» **DATA ENTRIES**
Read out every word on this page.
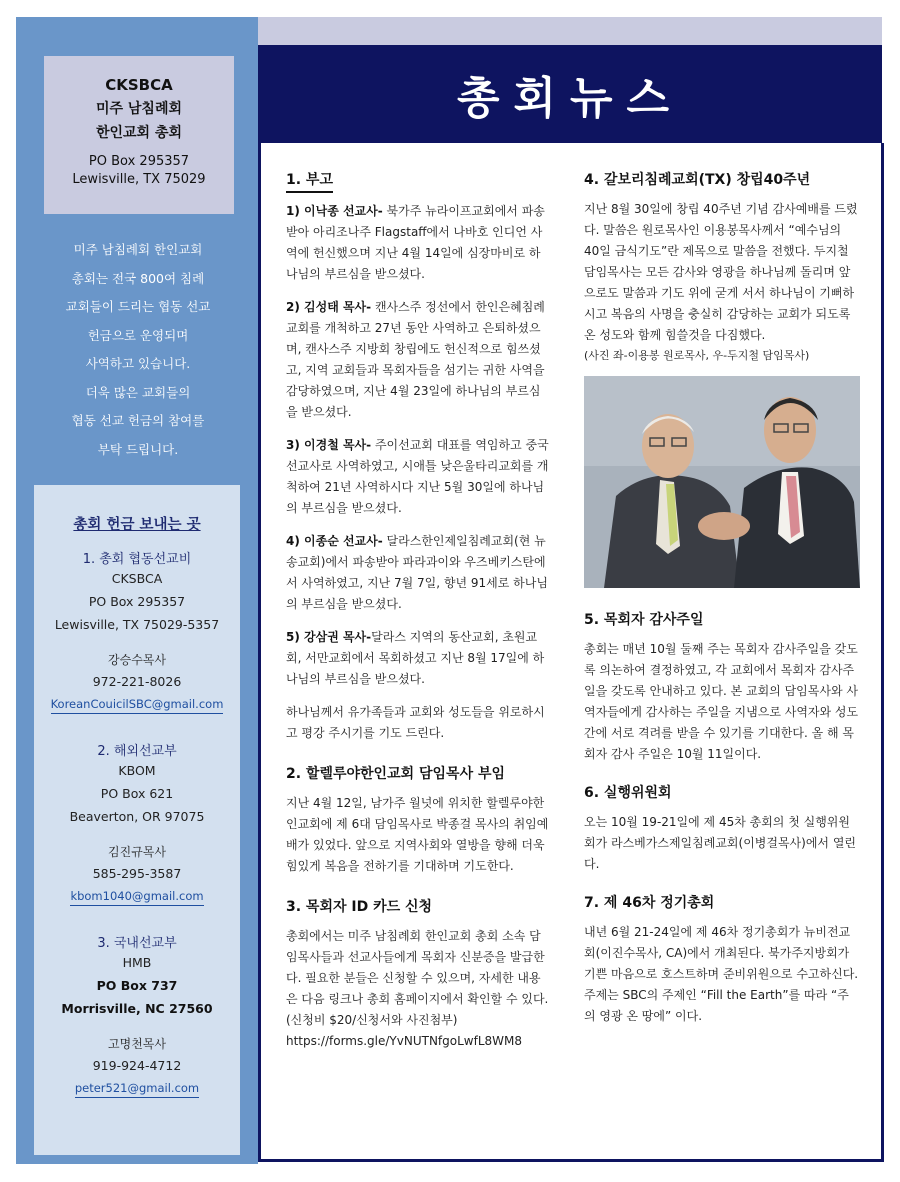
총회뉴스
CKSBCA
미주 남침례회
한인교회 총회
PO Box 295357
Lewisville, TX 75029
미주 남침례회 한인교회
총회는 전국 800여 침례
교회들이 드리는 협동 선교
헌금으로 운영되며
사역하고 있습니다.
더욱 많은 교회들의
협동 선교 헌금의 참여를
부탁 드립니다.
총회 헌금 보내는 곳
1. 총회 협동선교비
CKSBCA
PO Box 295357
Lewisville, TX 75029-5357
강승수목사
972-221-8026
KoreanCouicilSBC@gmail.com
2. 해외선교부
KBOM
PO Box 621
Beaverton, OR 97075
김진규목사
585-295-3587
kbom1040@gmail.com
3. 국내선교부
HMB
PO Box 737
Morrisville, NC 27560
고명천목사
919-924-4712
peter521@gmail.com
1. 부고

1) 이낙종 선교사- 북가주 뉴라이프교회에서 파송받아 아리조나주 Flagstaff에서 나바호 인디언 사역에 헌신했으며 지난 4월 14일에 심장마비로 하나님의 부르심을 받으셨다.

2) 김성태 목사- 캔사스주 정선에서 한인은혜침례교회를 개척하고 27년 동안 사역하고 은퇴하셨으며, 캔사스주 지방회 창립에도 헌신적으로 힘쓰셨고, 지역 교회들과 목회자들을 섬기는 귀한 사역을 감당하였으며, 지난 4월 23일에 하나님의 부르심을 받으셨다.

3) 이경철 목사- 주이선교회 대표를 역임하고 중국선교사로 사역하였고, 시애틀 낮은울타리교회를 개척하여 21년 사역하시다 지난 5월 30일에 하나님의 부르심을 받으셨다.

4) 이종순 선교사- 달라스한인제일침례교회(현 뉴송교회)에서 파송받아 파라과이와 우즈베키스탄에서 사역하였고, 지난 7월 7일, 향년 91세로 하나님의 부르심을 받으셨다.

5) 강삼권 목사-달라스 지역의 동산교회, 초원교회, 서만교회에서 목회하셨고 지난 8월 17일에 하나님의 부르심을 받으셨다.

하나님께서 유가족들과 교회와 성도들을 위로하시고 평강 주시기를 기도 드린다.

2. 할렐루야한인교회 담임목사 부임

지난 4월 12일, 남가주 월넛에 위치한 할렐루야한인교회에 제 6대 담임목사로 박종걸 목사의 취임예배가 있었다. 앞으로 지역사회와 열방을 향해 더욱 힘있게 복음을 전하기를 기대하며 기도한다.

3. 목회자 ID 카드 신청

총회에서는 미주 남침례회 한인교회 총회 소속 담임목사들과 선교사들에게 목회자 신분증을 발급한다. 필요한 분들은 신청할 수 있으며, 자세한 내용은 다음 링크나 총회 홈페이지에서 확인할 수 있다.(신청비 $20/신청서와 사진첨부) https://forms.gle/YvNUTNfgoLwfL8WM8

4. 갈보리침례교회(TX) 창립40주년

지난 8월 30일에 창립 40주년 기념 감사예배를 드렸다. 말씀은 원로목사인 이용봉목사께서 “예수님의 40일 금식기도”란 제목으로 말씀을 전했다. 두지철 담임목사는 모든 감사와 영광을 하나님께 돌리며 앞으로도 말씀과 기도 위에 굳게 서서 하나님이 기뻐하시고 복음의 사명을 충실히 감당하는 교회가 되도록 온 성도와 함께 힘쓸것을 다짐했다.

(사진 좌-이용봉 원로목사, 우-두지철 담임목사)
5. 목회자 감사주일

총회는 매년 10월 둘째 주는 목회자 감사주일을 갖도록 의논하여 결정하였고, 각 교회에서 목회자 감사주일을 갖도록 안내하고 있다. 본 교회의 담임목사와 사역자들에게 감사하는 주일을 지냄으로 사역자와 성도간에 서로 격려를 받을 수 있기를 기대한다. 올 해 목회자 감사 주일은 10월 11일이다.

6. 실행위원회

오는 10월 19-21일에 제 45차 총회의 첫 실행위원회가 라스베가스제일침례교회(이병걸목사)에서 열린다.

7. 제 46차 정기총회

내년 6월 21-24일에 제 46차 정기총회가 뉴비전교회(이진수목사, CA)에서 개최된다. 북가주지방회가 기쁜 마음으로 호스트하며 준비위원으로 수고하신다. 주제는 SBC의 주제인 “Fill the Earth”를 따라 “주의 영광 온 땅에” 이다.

...

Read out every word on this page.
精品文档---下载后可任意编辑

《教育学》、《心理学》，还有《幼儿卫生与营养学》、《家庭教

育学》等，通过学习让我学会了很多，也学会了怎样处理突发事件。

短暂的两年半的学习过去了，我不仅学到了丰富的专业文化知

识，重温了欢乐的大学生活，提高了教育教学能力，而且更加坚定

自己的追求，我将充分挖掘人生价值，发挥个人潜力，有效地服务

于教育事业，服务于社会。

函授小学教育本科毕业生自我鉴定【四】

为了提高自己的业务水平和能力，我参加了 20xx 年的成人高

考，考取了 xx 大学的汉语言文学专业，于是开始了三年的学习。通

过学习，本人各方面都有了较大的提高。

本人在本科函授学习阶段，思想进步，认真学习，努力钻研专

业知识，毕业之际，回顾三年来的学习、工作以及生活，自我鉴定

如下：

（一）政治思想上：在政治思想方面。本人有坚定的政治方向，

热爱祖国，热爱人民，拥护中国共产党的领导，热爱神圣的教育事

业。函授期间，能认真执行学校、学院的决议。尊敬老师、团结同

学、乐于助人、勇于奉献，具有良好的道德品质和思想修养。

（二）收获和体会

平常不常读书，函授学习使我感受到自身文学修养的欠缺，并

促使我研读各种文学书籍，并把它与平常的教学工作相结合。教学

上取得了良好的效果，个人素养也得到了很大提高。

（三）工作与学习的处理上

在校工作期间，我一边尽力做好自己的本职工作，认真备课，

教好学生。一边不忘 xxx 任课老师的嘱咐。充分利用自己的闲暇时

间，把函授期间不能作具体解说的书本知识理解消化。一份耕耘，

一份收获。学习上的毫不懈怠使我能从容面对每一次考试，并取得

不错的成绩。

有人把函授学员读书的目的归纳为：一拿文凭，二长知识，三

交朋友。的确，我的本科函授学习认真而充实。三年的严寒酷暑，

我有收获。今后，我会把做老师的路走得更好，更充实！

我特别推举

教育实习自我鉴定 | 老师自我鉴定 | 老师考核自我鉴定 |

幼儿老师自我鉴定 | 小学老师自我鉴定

» **GOAL**
Among the lines of the material, find those that hold the word "하나님의" and copy them.

» **RIGHT ANSWER**
1) 이낙종 선교사- 북가주 뉴라이프교회에서 파송받아 아리조나주 Flagstaff에서 나바호 인디언 사역에 헌신했으며 지난 4월 14일에 심장마비로 하나님의 부르심을 받으셨다.
2) 김성태 목사- 캔사스주 정선에서 한인은혜침례교회를 개척하고 27년 동안 사역하고 은퇴하셨으며, 캔사스주 지방회 창립에도 헌신적으로 힘쓰셨고, 지역 교회들과 목회자들을 섬기는 귀한 사역을 감당하였으며, 지난 4월 23일에 하나님의 부르심을 받으셨다.
3) 이경철 목사- 주이선교회 대표를 역임하고 중국선교사로 사역하였고, 시애틀 낮은울타리교회를 개척하여 21년 사역하시다 지난 5월 30일에 하나님의 부르심을 받으셨다.
4) 이종순 선교사- 달라스한인제일침례교회(현 뉴송교회)에서 파송받아 파라과이와 우즈베키스탄에서 사역하였고, 지난 7월 7일, 향년 91세로 하나님의 부르심을 받으셨다.
5) 강삼권 목사-달라스 지역의 동산교회, 초원교회, 서만교회에서 목회하셨고 지난 8월 17일에 하나님의 부르심을 받으셨다.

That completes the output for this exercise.